● **DIRECTIVE**:
For each line that holds "zhaopin", copy the line out.

======== ENTRIES SHOWN ========

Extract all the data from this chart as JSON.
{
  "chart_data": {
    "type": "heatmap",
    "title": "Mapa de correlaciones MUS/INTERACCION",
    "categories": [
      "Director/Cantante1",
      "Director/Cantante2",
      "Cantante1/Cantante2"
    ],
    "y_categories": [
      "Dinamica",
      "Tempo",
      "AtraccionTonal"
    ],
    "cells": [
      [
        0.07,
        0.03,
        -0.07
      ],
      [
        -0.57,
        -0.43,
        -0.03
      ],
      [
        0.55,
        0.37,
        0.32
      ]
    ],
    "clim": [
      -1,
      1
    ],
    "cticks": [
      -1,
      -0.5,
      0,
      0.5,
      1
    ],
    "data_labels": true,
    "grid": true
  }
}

========
======== ENTRIES SHOWN ========

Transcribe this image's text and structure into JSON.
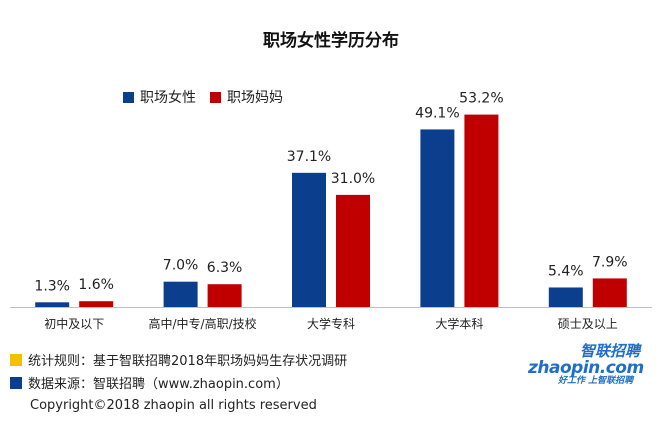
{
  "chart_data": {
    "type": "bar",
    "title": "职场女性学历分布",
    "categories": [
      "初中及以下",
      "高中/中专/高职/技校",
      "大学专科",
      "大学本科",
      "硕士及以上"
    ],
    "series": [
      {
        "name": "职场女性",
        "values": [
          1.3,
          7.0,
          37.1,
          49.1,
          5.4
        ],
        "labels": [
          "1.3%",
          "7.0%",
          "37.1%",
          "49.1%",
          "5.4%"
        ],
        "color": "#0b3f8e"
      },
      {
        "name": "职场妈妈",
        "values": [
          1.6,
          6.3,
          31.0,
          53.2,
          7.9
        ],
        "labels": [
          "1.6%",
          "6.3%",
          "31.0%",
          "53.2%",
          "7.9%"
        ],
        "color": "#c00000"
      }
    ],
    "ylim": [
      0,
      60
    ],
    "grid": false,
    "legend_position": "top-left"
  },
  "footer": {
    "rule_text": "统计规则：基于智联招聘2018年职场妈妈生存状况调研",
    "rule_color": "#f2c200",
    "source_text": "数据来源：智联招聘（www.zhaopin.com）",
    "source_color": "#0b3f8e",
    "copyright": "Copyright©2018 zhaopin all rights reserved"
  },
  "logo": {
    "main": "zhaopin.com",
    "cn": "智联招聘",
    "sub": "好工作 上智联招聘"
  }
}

========

● **RESULT OF THIS TASK**:
    "source_text": "数据来源：智联招聘（www.zhaopin.com）",
    "copyright": "Copyright©2018 zhaopin all rights reserved"
    "main": "zhaopin.com",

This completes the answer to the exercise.